[Written exercise]
Give back a single number, the count of lines containing the word "into".

[Data to use]

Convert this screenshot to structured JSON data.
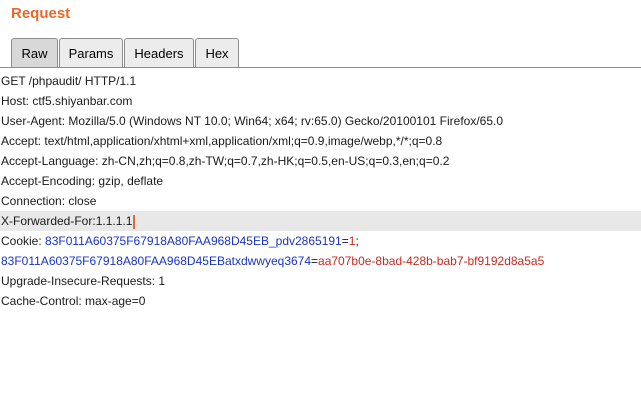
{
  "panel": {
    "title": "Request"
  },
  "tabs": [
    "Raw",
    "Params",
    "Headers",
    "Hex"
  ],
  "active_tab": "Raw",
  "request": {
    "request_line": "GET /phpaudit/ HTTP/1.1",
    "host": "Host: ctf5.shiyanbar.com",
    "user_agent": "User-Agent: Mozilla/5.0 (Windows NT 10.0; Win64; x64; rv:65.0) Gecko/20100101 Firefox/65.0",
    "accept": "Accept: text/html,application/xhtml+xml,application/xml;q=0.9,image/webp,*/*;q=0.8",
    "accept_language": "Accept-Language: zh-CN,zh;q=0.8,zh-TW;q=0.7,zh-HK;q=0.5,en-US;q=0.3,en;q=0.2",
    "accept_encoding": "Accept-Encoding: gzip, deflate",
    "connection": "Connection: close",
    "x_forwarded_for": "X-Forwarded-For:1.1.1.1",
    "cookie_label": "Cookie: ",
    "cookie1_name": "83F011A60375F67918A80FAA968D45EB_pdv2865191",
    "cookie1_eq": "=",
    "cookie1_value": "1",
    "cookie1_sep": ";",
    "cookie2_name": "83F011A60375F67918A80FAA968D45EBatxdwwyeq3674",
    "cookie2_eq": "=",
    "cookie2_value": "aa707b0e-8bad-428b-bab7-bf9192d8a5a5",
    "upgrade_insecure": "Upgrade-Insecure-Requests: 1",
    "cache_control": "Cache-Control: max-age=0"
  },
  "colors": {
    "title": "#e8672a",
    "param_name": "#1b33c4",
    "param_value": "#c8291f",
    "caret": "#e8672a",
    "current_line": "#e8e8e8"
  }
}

...

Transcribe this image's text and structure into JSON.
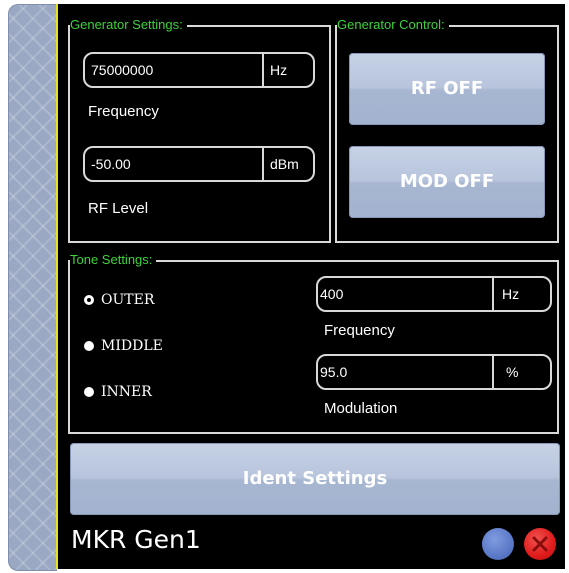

* * *

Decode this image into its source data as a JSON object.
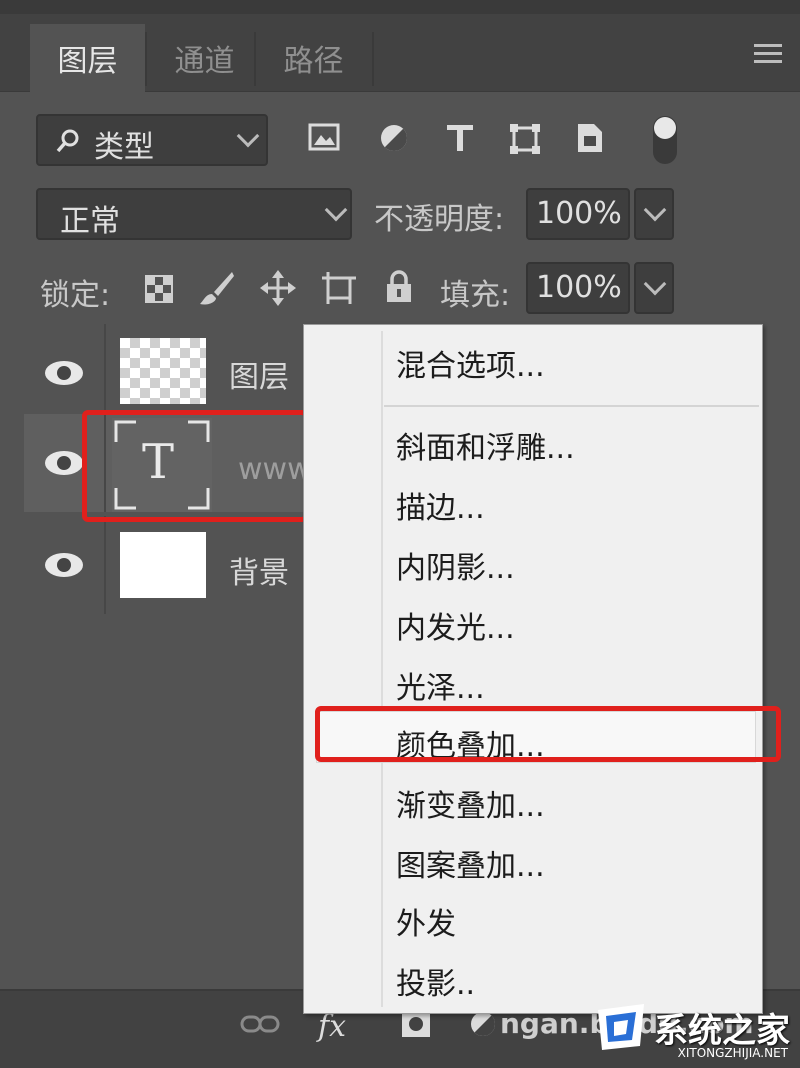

[Finished task]
2